───── Records supplied

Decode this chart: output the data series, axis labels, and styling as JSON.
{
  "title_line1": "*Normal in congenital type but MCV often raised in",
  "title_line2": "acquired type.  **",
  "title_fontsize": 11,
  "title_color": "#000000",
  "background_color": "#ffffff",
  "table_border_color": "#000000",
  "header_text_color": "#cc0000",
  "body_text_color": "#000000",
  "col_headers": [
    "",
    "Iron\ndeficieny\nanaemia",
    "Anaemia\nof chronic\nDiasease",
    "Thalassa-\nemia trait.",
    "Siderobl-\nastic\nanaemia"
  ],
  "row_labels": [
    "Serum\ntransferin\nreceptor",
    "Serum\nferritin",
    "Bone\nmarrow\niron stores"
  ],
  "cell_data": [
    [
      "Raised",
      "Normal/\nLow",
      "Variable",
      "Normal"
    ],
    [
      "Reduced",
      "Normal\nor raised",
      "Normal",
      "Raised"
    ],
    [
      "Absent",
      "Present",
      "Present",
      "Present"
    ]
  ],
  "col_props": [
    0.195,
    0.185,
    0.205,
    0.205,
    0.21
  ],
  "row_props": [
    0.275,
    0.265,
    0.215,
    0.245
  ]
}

──────────

Short exercise:
Write out the entries in full, exactly as given.

The result:
Decode this chart: output the data series, axis labels, and styling as JSON.
{
  "title_line1": "*Normal in congenital type but MCV often raised in",
  "title_line2": "acquired type.  **",
  "title_fontsize": 11,
  "title_color": "#000000",
  "background_color": "#ffffff",
  "table_border_color": "#000000",
  "header_text_color": "#cc0000",
  "body_text_color": "#000000",
  "col_headers": [
    "",
    "Iron\ndeficieny\nanaemia",
    "Anaemia\nof chronic\nDiasease",
    "Thalassa-\nemia trait.",
    "Siderobl-\nastic\nanaemia"
  ],
  "row_labels": [
    "Serum\ntransferin\nreceptor",
    "Serum\nferritin",
    "Bone\nmarrow\niron stores"
  ],
  "cell_data": [
    [
      "Raised",
      "Normal/\nLow",
      "Variable",
      "Normal"
    ],
    [
      "Reduced",
      "Normal\nor raised",
      "Normal",
      "Raised"
    ],
    [
      "Absent",
      "Present",
      "Present",
      "Present"
    ]
  ],
  "col_props": [
    0.195,
    0.185,
    0.205,
    0.205,
    0.21
  ],
  "row_props": [
    0.275,
    0.265,
    0.215,
    0.245
  ]
}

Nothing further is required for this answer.